#### PROBLEM REQUIREMENTS:
Report only how many lines of the entries below contain the string "église".
## START PROVIDED DATA
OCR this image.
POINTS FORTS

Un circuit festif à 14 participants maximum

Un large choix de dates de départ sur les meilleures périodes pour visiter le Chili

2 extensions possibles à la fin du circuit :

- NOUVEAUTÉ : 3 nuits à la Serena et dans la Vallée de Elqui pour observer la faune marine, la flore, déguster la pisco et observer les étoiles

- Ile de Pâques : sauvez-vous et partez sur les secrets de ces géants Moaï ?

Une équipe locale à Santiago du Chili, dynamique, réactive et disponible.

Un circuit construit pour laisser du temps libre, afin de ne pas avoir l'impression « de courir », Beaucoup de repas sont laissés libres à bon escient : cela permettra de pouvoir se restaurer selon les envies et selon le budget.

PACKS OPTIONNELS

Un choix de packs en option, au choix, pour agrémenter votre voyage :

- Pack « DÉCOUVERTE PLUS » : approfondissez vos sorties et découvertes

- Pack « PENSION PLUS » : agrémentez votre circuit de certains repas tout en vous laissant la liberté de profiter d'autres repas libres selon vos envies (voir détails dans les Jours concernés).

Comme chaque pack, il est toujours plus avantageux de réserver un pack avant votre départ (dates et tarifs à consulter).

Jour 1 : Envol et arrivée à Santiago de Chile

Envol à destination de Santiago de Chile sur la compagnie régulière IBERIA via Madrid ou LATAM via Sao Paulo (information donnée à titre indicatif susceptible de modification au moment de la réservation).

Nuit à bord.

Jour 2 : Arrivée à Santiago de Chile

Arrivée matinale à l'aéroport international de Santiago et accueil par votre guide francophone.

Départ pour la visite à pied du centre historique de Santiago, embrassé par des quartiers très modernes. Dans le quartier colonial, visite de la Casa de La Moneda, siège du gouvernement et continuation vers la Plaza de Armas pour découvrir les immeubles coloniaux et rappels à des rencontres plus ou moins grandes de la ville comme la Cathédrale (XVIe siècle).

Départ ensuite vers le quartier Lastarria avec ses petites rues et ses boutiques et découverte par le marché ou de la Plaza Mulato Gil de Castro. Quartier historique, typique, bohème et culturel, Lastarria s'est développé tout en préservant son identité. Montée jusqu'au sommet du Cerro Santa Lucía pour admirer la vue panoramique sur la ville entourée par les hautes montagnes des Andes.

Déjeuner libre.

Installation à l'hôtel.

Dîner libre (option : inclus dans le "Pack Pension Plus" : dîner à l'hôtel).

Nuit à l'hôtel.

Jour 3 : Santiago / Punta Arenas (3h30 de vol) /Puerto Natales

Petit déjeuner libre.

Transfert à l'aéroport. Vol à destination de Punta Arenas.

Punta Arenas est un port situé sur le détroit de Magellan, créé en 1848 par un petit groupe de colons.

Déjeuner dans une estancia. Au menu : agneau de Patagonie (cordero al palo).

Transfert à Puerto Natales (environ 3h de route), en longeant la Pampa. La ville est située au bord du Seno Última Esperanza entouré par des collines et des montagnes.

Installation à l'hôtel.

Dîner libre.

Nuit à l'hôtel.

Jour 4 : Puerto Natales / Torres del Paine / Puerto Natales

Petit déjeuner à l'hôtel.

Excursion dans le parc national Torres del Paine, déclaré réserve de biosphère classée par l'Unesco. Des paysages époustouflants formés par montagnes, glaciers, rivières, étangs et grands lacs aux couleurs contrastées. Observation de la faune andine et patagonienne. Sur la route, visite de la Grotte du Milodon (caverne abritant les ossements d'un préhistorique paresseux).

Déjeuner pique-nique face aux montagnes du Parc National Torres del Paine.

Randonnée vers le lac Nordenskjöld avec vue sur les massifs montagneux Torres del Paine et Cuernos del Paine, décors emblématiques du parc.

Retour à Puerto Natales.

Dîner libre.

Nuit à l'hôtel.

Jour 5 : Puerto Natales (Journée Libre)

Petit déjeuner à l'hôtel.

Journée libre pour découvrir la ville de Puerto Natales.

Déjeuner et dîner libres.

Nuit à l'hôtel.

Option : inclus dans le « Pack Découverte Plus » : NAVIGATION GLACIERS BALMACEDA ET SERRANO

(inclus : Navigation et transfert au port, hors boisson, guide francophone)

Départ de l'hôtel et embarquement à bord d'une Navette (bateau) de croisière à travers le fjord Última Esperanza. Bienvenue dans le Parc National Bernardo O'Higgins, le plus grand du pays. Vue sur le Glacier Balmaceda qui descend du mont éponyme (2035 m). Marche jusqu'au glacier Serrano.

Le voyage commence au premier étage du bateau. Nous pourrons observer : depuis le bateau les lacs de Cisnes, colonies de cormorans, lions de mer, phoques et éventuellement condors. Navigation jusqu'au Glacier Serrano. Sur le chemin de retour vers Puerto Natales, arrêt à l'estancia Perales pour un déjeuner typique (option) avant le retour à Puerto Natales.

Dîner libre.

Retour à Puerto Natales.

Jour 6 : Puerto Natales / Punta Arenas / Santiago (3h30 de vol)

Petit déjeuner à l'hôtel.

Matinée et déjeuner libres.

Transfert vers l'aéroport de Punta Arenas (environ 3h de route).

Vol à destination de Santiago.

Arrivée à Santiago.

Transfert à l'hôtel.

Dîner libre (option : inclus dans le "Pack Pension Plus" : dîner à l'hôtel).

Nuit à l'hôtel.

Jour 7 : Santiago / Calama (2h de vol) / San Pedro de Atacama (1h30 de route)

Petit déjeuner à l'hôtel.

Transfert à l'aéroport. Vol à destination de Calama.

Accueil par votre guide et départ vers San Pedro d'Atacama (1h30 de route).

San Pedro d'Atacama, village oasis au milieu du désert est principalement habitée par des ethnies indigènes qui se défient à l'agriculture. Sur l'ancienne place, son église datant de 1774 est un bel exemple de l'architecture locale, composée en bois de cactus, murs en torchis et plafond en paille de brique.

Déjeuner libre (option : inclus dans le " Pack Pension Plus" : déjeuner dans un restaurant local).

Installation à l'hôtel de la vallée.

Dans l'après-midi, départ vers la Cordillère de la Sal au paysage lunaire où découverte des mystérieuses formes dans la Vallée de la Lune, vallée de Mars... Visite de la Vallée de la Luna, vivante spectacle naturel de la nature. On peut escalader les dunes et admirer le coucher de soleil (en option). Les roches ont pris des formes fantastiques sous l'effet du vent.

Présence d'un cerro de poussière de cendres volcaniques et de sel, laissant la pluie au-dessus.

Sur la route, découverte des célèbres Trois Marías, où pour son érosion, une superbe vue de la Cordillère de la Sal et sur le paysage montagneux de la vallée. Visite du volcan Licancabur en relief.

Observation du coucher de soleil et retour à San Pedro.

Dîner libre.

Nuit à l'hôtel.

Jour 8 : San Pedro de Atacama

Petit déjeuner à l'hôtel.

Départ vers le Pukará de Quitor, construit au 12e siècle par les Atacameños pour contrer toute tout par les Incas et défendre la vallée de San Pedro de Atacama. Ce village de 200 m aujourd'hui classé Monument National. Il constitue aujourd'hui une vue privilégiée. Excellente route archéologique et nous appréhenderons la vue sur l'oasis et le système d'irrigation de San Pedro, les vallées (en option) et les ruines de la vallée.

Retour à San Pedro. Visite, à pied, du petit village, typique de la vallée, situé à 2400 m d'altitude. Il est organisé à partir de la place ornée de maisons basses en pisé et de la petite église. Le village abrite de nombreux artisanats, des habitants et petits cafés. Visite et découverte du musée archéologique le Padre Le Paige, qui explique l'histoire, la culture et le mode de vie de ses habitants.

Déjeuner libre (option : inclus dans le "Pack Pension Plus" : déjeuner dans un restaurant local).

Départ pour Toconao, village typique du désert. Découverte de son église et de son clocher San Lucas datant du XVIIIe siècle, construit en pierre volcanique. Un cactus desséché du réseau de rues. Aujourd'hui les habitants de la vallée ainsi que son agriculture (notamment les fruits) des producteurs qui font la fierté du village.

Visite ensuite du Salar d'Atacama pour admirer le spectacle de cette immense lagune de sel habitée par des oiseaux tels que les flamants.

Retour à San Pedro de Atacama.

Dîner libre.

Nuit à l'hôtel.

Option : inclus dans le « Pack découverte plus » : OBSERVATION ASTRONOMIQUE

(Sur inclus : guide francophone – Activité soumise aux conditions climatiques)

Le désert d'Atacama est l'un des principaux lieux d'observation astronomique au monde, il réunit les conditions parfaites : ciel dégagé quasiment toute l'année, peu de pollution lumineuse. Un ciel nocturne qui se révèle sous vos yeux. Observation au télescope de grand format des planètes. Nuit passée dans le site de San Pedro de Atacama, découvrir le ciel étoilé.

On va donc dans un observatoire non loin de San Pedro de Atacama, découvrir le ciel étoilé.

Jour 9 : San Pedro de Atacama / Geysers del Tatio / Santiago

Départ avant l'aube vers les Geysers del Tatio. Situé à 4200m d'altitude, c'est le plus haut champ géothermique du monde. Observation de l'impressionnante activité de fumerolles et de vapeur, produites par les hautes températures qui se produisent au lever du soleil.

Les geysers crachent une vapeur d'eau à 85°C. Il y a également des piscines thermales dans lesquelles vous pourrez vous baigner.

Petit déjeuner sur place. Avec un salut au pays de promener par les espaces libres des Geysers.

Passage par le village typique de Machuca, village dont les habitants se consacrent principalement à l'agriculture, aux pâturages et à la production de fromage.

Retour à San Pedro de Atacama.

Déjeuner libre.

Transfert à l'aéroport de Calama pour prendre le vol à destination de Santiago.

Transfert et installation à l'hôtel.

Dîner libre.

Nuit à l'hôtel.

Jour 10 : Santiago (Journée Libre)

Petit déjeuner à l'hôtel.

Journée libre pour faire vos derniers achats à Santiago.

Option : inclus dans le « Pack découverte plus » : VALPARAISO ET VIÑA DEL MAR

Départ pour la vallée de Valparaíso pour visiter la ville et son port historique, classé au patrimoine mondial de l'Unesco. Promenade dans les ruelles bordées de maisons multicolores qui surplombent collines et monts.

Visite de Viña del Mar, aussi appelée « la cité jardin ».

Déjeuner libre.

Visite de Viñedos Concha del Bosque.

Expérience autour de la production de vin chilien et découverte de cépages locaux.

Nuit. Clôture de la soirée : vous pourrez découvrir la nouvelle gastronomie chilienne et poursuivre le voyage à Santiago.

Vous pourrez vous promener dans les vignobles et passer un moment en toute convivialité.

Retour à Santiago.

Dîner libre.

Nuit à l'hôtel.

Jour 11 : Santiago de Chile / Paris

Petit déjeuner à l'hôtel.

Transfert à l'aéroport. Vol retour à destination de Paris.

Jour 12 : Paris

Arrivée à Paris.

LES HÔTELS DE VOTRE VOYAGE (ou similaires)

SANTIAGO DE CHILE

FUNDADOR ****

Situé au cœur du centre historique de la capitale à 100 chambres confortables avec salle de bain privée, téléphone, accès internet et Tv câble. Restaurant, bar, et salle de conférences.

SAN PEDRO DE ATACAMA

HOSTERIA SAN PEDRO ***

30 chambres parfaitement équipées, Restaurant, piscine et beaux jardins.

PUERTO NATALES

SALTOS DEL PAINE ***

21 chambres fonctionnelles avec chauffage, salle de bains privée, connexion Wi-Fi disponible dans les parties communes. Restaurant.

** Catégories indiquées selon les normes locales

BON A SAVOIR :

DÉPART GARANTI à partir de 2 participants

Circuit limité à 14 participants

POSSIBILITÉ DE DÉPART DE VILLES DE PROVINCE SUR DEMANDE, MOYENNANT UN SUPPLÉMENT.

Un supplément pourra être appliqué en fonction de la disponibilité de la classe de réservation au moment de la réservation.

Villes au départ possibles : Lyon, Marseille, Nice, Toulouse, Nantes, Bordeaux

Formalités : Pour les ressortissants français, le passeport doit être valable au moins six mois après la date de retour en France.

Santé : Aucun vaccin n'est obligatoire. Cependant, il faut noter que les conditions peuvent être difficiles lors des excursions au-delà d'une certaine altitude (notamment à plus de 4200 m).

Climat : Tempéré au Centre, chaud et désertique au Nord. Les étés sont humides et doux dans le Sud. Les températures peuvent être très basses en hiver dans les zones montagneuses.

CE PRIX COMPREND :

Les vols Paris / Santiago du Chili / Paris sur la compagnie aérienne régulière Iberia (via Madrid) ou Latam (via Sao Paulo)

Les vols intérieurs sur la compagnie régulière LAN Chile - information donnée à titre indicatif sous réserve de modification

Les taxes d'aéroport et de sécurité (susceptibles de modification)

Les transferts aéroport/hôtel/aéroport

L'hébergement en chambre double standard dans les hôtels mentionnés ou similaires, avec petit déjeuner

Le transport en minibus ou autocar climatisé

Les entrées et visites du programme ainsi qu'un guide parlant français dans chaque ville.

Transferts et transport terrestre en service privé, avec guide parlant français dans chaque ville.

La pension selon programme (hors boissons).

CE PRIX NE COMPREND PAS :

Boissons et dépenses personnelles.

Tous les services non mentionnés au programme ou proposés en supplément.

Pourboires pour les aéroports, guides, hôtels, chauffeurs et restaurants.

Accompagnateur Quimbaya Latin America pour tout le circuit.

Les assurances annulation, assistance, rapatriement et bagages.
## END PROVIDED DATA
#### ANSWER:
3